▶ WHAT THIS TASK INVOLVES
Show all lines of the listing that hold the word "МИРА".

:: DATA ROWS

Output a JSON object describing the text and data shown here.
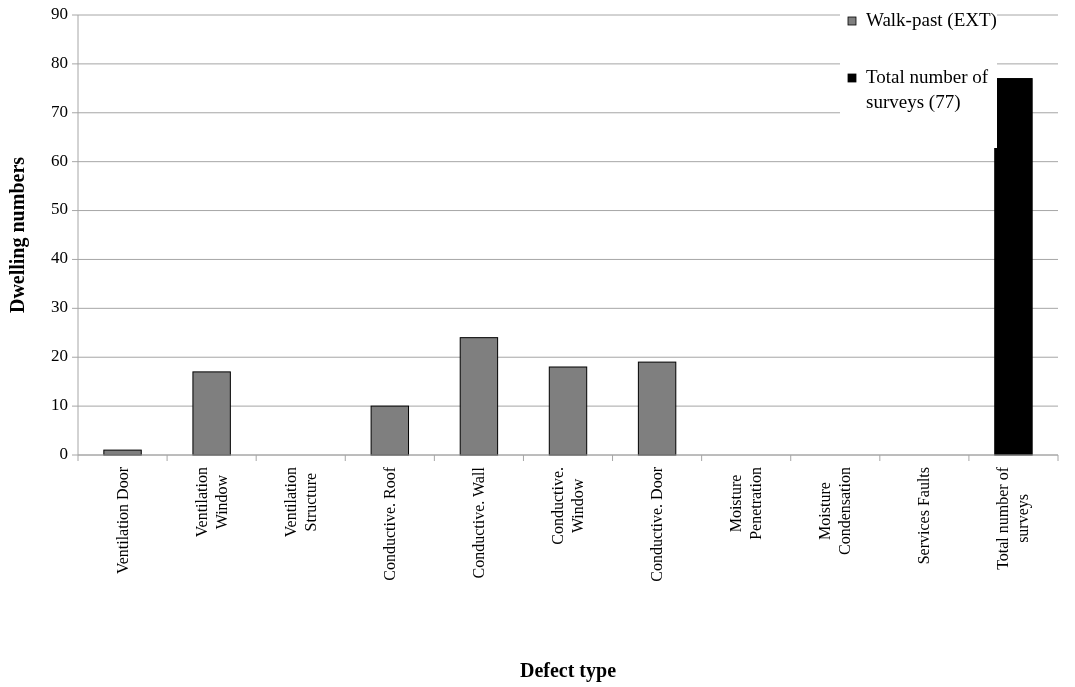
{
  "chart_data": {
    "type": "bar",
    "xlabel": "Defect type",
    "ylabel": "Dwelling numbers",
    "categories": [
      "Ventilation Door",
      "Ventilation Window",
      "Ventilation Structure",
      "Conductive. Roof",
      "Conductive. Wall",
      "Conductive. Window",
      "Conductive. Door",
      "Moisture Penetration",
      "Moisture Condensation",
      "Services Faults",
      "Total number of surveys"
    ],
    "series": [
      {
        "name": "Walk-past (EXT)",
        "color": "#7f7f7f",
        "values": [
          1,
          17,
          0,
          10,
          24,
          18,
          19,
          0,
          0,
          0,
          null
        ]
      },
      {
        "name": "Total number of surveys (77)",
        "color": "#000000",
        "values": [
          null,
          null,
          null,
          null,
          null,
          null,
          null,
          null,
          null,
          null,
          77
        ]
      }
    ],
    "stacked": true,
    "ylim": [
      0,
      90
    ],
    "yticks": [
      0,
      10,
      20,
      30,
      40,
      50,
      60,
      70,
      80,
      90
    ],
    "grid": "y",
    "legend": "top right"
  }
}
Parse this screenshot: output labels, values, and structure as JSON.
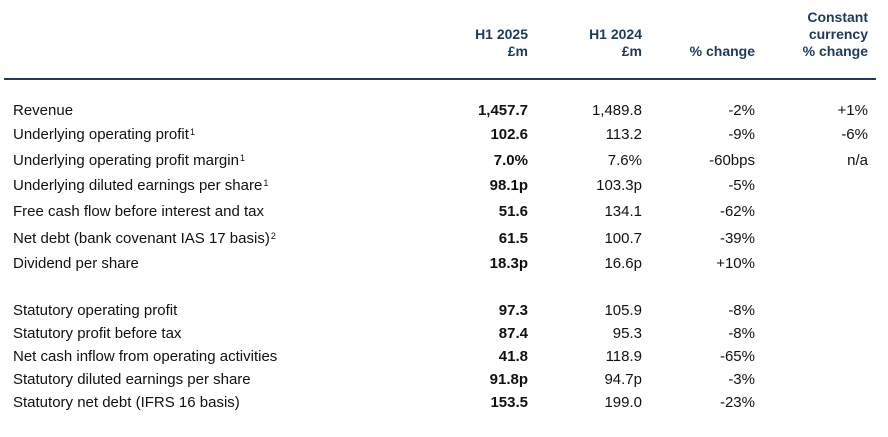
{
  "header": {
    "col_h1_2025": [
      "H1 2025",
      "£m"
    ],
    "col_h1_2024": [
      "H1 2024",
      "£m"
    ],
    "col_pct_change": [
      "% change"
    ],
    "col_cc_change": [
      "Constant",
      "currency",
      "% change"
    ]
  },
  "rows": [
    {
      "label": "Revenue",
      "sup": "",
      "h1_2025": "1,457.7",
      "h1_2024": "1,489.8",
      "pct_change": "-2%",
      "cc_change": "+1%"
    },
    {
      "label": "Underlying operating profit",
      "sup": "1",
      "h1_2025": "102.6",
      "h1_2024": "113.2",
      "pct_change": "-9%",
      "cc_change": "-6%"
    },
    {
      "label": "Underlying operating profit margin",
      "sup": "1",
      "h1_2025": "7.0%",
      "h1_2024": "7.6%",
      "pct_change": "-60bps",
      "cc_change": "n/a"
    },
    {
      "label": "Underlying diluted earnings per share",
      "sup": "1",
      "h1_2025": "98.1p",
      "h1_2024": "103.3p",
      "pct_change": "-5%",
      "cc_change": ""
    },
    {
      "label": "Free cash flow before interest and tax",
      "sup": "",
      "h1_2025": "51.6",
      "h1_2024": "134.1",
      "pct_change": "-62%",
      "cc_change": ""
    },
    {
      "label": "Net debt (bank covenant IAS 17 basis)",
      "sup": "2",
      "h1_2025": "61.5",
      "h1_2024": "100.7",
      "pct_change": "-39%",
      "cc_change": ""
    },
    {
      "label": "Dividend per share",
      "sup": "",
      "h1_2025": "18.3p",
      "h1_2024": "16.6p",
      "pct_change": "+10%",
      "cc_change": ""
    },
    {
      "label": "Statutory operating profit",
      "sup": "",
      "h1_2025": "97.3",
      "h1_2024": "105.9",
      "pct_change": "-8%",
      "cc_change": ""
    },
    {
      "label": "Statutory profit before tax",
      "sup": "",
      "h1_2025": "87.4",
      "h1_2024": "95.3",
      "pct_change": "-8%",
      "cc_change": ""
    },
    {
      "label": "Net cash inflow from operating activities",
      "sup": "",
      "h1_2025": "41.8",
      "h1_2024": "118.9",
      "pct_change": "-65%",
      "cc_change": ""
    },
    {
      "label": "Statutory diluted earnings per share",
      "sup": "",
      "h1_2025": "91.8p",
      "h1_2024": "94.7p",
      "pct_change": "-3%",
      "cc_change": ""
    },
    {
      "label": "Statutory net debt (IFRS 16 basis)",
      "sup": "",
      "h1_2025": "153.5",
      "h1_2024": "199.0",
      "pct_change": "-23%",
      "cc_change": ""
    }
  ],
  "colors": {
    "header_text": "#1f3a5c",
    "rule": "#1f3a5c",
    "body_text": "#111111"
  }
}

::::
:: DATA ROWS

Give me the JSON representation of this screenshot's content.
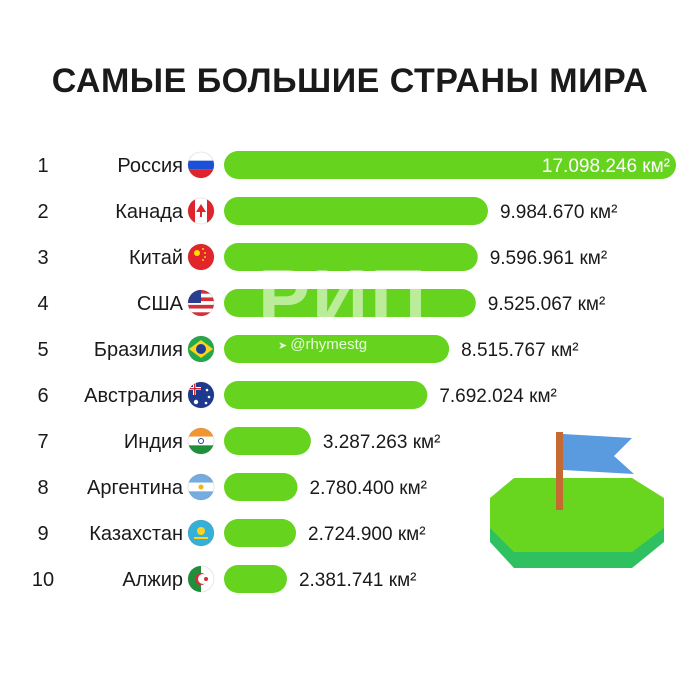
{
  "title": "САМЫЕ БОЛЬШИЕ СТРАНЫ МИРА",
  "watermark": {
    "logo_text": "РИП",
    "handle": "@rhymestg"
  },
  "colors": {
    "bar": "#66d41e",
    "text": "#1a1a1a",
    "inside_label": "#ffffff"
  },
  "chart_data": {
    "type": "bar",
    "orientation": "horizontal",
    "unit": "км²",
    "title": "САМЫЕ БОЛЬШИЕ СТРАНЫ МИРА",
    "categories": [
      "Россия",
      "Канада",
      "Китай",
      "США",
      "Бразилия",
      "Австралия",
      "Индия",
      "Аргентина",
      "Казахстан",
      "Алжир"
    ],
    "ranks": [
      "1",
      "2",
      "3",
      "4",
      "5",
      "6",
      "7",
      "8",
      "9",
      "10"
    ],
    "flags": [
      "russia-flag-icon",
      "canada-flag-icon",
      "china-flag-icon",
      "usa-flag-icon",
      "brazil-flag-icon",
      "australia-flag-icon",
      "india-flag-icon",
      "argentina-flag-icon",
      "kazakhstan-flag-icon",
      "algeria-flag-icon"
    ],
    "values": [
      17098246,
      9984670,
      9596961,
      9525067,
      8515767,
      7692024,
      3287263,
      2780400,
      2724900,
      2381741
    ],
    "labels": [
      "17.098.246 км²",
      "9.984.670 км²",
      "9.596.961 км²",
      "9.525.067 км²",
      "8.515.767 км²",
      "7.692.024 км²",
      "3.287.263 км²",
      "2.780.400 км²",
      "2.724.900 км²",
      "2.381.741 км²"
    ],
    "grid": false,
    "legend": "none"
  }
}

::::

▶ ANSWER TO THE PROBLEM
  "title": "САМЫЕ БОЛЬШИЕ СТРАНЫ МИРА",
    "title": "САМЫЕ БОЛЬШИЕ СТРАНЫ МИРА",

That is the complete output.